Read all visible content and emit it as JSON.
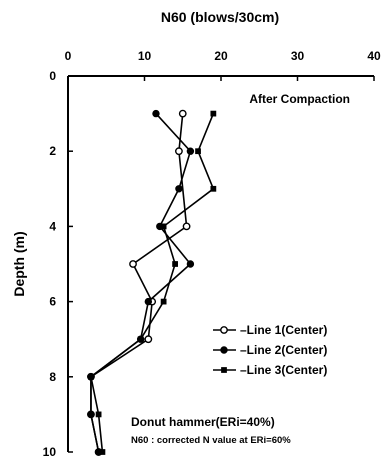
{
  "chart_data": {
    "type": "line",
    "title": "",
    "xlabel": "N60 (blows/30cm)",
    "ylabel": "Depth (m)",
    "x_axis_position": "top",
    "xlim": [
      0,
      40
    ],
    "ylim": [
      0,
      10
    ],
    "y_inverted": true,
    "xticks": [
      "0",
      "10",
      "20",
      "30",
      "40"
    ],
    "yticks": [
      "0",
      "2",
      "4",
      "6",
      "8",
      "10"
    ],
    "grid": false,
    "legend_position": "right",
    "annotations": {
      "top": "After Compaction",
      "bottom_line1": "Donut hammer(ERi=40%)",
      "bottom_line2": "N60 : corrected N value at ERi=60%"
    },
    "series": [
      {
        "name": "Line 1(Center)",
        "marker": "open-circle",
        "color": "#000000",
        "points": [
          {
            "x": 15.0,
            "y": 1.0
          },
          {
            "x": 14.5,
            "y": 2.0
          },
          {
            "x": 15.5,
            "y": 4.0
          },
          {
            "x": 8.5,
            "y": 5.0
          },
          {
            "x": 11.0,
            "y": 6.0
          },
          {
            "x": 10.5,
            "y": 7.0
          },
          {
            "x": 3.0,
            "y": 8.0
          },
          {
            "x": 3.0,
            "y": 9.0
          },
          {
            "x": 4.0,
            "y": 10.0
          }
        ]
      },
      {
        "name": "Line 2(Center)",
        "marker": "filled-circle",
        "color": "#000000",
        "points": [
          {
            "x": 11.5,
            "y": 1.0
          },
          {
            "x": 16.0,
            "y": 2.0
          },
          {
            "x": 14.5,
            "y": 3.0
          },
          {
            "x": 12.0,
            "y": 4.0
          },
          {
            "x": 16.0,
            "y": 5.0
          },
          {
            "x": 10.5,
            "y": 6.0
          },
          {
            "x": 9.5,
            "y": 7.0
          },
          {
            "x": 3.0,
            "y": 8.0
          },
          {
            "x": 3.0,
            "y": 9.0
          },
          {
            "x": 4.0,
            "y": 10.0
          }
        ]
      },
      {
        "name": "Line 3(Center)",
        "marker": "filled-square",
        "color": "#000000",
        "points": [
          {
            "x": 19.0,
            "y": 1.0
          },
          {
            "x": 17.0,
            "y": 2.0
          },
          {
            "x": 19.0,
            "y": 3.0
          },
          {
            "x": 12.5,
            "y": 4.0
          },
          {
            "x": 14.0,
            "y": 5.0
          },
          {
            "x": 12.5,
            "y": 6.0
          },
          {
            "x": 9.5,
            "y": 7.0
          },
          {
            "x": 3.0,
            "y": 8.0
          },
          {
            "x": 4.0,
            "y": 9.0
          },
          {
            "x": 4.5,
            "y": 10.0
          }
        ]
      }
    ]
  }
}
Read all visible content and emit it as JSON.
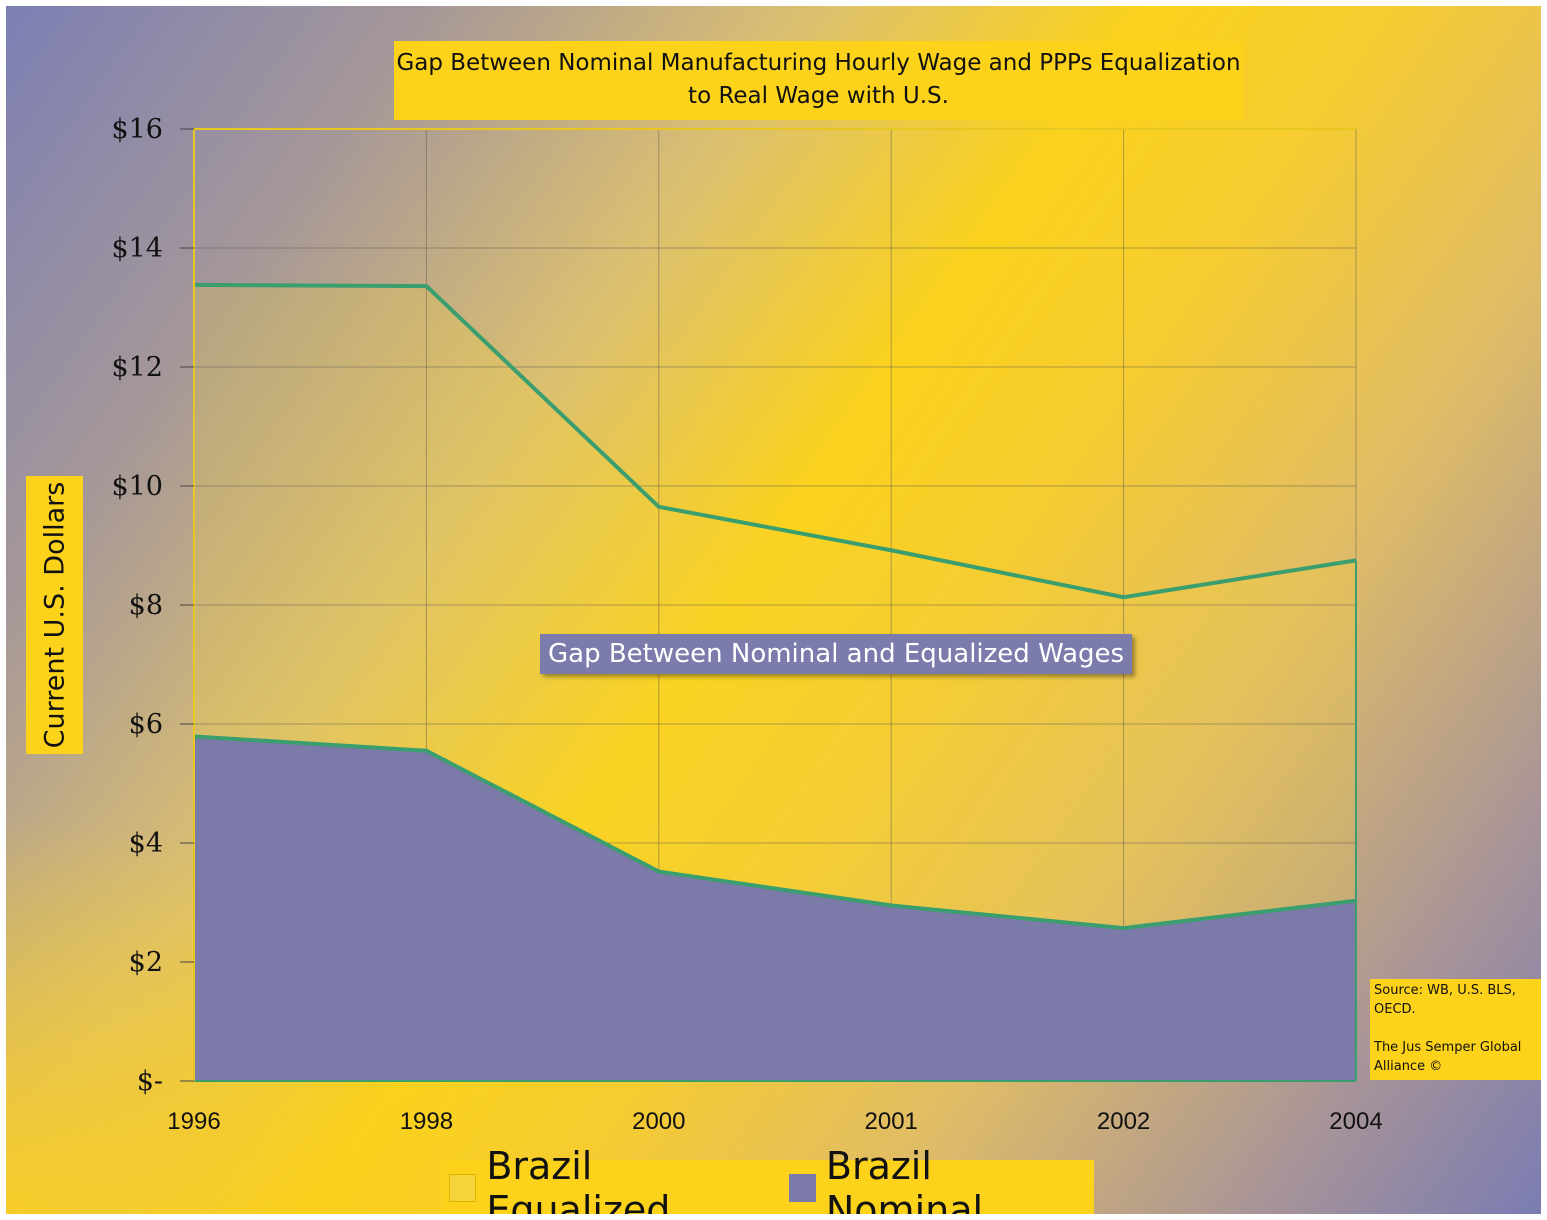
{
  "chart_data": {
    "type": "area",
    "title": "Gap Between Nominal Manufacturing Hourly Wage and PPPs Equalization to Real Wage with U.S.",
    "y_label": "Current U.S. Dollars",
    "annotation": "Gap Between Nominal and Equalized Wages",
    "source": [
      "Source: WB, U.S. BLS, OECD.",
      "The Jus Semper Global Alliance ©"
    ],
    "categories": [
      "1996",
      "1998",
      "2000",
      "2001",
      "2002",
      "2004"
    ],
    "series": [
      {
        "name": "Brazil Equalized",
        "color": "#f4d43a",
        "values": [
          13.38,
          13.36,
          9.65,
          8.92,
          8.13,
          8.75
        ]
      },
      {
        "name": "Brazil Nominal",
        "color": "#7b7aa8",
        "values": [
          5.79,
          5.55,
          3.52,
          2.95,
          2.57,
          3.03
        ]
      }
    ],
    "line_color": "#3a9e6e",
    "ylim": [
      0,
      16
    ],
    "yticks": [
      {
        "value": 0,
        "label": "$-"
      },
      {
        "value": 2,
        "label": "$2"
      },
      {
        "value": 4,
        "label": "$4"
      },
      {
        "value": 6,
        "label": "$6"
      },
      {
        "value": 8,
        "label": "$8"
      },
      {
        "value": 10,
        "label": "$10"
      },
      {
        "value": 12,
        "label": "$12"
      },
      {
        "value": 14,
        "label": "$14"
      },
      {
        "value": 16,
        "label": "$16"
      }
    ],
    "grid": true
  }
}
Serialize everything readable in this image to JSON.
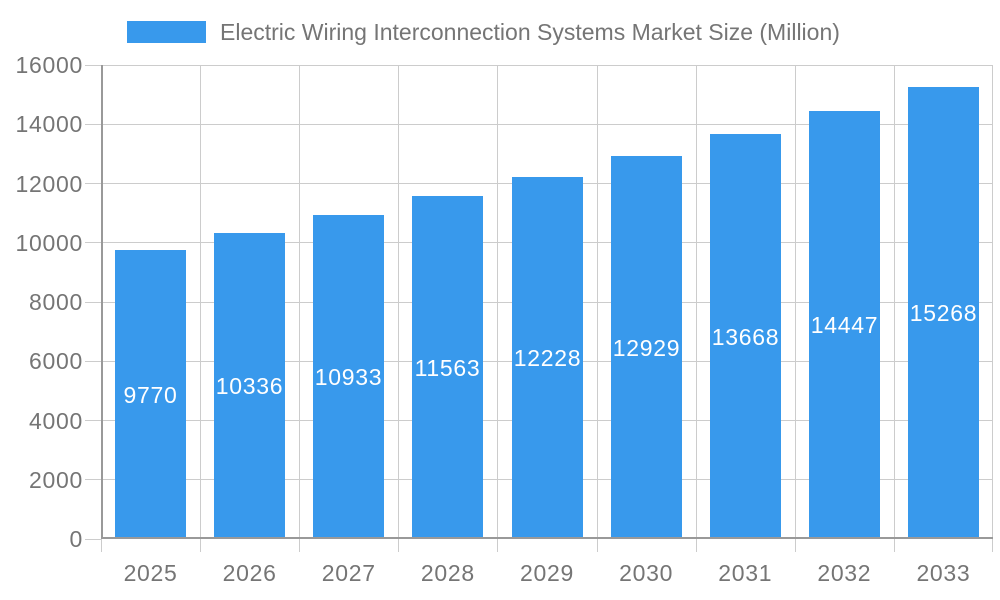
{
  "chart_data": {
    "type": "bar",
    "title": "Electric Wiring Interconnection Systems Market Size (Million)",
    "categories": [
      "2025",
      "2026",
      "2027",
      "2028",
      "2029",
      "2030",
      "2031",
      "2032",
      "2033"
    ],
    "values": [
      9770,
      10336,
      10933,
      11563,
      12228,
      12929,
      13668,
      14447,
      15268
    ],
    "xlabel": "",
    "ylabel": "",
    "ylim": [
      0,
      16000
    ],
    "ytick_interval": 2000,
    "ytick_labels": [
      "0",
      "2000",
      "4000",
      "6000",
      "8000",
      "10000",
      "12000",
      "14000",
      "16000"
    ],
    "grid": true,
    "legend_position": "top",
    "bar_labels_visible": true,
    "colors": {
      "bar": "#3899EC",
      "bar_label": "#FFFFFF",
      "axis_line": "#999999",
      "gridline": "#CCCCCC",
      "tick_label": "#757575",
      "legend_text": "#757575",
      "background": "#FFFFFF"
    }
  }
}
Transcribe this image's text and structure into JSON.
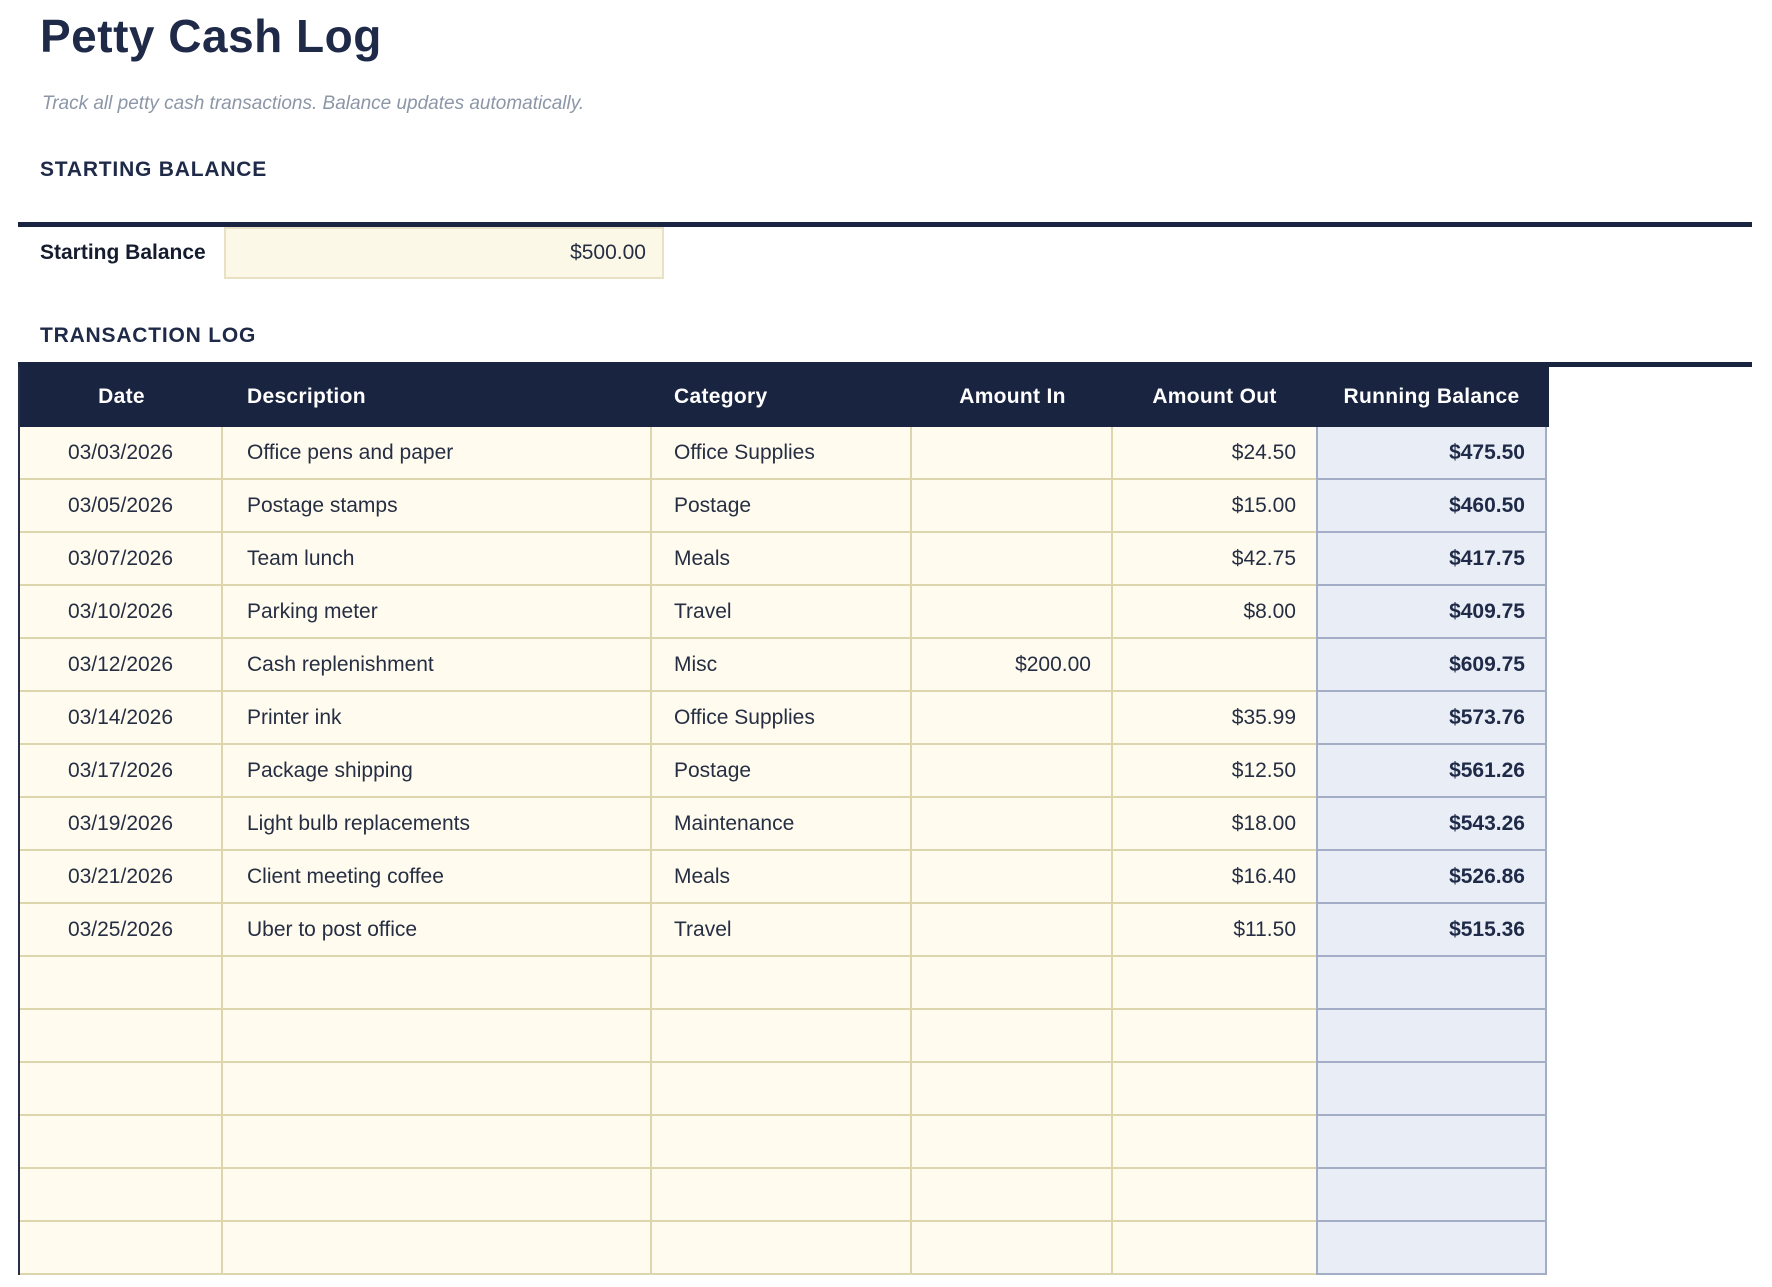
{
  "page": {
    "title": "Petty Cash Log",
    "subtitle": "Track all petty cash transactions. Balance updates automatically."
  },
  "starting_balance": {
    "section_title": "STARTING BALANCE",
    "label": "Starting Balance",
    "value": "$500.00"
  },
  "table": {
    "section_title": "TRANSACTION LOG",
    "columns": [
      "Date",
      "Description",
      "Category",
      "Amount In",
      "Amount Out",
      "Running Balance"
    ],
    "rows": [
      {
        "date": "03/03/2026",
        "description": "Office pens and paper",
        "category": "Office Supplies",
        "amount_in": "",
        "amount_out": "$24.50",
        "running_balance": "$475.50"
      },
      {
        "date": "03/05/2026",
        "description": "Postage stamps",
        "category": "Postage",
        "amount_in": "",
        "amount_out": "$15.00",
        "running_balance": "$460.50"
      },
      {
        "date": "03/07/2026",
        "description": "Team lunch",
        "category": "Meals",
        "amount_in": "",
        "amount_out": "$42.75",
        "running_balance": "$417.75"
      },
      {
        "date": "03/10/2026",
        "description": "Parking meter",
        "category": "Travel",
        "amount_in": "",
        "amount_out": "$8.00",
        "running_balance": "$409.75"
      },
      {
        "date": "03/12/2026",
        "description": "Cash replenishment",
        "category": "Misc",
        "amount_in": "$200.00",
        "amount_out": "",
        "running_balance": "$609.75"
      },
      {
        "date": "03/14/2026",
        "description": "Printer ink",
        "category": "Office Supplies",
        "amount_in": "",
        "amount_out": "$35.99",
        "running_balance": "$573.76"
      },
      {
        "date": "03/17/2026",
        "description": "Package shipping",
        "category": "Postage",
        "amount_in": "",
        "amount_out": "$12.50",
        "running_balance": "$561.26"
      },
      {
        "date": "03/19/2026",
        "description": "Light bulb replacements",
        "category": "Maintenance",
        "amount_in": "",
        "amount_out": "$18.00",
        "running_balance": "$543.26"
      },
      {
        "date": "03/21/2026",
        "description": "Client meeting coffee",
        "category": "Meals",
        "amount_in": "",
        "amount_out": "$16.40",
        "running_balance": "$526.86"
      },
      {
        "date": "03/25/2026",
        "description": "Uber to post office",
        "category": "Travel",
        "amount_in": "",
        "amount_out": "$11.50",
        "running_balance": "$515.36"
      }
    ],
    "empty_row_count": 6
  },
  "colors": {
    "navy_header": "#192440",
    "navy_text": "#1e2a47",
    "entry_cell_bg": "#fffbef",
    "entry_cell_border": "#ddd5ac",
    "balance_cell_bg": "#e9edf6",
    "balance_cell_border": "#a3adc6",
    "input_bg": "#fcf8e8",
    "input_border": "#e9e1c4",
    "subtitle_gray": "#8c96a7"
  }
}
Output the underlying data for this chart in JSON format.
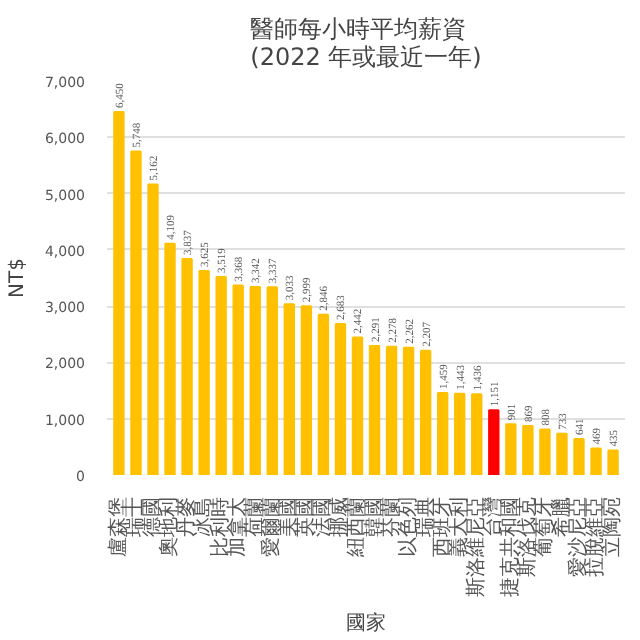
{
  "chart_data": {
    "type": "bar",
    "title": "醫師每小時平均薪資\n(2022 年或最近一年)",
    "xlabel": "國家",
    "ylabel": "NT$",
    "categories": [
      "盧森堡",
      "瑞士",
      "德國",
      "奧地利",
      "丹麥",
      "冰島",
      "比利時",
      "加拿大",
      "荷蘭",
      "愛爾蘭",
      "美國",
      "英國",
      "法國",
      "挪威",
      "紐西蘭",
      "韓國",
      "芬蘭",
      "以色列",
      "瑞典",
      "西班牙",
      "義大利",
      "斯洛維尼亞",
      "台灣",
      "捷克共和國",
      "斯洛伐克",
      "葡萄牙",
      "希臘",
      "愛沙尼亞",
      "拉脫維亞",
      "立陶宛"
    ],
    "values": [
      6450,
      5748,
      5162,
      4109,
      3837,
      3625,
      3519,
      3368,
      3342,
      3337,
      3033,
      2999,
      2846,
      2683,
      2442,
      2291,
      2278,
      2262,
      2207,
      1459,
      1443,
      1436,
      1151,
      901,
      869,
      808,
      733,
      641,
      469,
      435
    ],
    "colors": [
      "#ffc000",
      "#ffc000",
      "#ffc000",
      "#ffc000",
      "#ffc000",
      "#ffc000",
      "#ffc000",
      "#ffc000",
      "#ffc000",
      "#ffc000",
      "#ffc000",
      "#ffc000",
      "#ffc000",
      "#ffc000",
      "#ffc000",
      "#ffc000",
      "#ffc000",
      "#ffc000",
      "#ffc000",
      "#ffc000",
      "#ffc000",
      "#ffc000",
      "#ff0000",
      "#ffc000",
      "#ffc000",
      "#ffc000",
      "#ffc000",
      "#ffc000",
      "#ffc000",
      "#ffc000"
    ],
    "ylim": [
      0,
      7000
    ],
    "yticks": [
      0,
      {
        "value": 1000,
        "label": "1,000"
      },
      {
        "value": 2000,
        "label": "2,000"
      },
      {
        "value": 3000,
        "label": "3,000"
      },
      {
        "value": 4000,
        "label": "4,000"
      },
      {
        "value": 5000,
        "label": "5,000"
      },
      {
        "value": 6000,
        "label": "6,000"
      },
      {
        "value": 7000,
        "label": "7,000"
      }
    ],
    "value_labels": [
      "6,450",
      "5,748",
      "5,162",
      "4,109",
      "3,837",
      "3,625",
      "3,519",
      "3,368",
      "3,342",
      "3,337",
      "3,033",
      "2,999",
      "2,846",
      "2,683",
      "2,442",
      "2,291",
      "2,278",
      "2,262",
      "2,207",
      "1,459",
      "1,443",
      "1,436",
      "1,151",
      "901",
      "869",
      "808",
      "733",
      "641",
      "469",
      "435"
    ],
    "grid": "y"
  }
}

§

Task instructions »
Locate the lines above that hold the word "image". Show every one of them.

The answer »
Serialize everything readable in this image to JSON.
Transcribe this image's text and structure into JSON.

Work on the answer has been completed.